▶ _Exercise instructions_: Repeat exactly each line of the data provided below.
+===+
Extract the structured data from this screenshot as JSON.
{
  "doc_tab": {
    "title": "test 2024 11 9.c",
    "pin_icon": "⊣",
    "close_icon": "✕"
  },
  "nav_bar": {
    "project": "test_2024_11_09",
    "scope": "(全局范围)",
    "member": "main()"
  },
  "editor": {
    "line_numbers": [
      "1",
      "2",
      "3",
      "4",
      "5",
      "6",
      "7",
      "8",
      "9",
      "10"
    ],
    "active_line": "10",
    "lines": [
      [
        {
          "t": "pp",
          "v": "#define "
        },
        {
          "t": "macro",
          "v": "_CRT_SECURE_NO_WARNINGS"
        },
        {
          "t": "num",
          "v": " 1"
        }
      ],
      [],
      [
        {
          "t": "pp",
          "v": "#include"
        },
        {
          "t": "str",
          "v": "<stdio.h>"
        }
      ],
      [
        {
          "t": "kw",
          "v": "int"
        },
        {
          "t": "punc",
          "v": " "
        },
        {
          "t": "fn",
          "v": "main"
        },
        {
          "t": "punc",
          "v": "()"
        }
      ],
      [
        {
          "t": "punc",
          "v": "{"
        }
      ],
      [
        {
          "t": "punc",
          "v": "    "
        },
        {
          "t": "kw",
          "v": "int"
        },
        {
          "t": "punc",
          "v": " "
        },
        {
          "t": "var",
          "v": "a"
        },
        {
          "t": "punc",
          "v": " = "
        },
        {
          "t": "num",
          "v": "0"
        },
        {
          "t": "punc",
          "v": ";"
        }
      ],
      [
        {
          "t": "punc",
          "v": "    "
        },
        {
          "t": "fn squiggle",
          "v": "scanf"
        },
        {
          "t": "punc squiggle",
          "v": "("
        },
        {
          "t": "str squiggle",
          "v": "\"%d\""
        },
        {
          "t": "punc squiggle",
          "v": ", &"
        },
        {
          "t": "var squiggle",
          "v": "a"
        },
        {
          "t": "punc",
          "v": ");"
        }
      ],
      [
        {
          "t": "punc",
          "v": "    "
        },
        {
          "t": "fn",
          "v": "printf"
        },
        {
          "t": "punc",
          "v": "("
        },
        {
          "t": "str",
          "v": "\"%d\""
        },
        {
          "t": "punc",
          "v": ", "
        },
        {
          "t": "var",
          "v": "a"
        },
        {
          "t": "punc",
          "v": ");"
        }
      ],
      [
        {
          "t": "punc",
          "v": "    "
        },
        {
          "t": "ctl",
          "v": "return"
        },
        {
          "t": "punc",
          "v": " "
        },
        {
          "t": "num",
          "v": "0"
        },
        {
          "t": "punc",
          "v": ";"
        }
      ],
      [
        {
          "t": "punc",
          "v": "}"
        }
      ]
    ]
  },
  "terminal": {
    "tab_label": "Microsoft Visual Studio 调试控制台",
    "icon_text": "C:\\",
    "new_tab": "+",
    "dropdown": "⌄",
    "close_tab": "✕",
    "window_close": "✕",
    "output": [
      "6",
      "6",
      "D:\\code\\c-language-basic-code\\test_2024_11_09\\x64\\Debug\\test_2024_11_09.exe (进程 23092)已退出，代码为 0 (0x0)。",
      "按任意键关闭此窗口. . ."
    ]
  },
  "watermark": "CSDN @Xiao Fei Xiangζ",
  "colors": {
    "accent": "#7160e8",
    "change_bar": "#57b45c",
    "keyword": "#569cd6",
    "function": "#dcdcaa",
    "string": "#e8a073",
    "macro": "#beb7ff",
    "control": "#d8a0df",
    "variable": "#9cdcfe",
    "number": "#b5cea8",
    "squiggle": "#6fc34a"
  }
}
+===+
▶ _Exercise output_:
Extract the structured data from this screenshot as JSON.
{
  "doc_tab": {
    "title": "test 2024 11 9.c",
    "pin_icon": "⊣",
    "close_icon": "✕"
  },
  "nav_bar": {
    "project": "test_2024_11_09",
    "scope": "(全局范围)",
    "member": "main()"
  },
  "editor": {
    "line_numbers": [
      "1",
      "2",
      "3",
      "4",
      "5",
      "6",
      "7",
      "8",
      "9",
      "10"
    ],
    "active_line": "10",
    "lines": [
      [
        {
          "t": "pp",
          "v": "#define "
        },
        {
          "t": "macro",
          "v": "_CRT_SECURE_NO_WARNINGS"
        },
        {
          "t": "num",
          "v": " 1"
        }
      ],
      [],
      [
        {
          "t": "pp",
          "v": "#include"
        },
        {
          "t": "str",
          "v": "<stdio.h>"
        }
      ],
      [
        {
          "t": "kw",
          "v": "int"
        },
        {
          "t": "punc",
          "v": " "
        },
        {
          "t": "fn",
          "v": "main"
        },
        {
          "t": "punc",
          "v": "()"
        }
      ],
      [
        {
          "t": "punc",
          "v": "{"
        }
      ],
      [
        {
          "t": "punc",
          "v": "    "
        },
        {
          "t": "kw",
          "v": "int"
        },
        {
          "t": "punc",
          "v": " "
        },
        {
          "t": "var",
          "v": "a"
        },
        {
          "t": "punc",
          "v": " = "
        },
        {
          "t": "num",
          "v": "0"
        },
        {
          "t": "punc",
          "v": ";"
        }
      ],
      [
        {
          "t": "punc",
          "v": "    "
        },
        {
          "t": "fn squiggle",
          "v": "scanf"
        },
        {
          "t": "punc squiggle",
          "v": "("
        },
        {
          "t": "str squiggle",
          "v": "\"%d\""
        },
        {
          "t": "punc squiggle",
          "v": ", &"
        },
        {
          "t": "var squiggle",
          "v": "a"
        },
        {
          "t": "punc",
          "v": ");"
        }
      ],
      [
        {
          "t": "punc",
          "v": "    "
        },
        {
          "t": "fn",
          "v": "printf"
        },
        {
          "t": "punc",
          "v": "("
        },
        {
          "t": "str",
          "v": "\"%d\""
        },
        {
          "t": "punc",
          "v": ", "
        },
        {
          "t": "var",
          "v": "a"
        },
        {
          "t": "punc",
          "v": ");"
        }
      ],
      [
        {
          "t": "punc",
          "v": "    "
        },
        {
          "t": "ctl",
          "v": "return"
        },
        {
          "t": "punc",
          "v": " "
        },
        {
          "t": "num",
          "v": "0"
        },
        {
          "t": "punc",
          "v": ";"
        }
      ],
      [
        {
          "t": "punc",
          "v": "}"
        }
      ]
    ]
  },
  "terminal": {
    "tab_label": "Microsoft Visual Studio 调试控制台",
    "icon_text": "C:\\",
    "new_tab": "+",
    "dropdown": "⌄",
    "close_tab": "✕",
    "window_close": "✕",
    "output": [
      "6",
      "6",
      "D:\\code\\c-language-basic-code\\test_2024_11_09\\x64\\Debug\\test_2024_11_09.exe (进程 23092)已退出，代码为 0 (0x0)。",
      "按任意键关闭此窗口. . ."
    ]
  },
  "watermark": "CSDN @Xiao Fei Xiangζ",
  "colors": {
    "accent": "#7160e8",
    "change_bar": "#57b45c",
    "keyword": "#569cd6",
    "function": "#dcdcaa",
    "string": "#e8a073",
    "macro": "#beb7ff",
    "control": "#d8a0df",
    "variable": "#9cdcfe",
    "number": "#b5cea8",
    "squiggle": "#6fc34a"
  }
}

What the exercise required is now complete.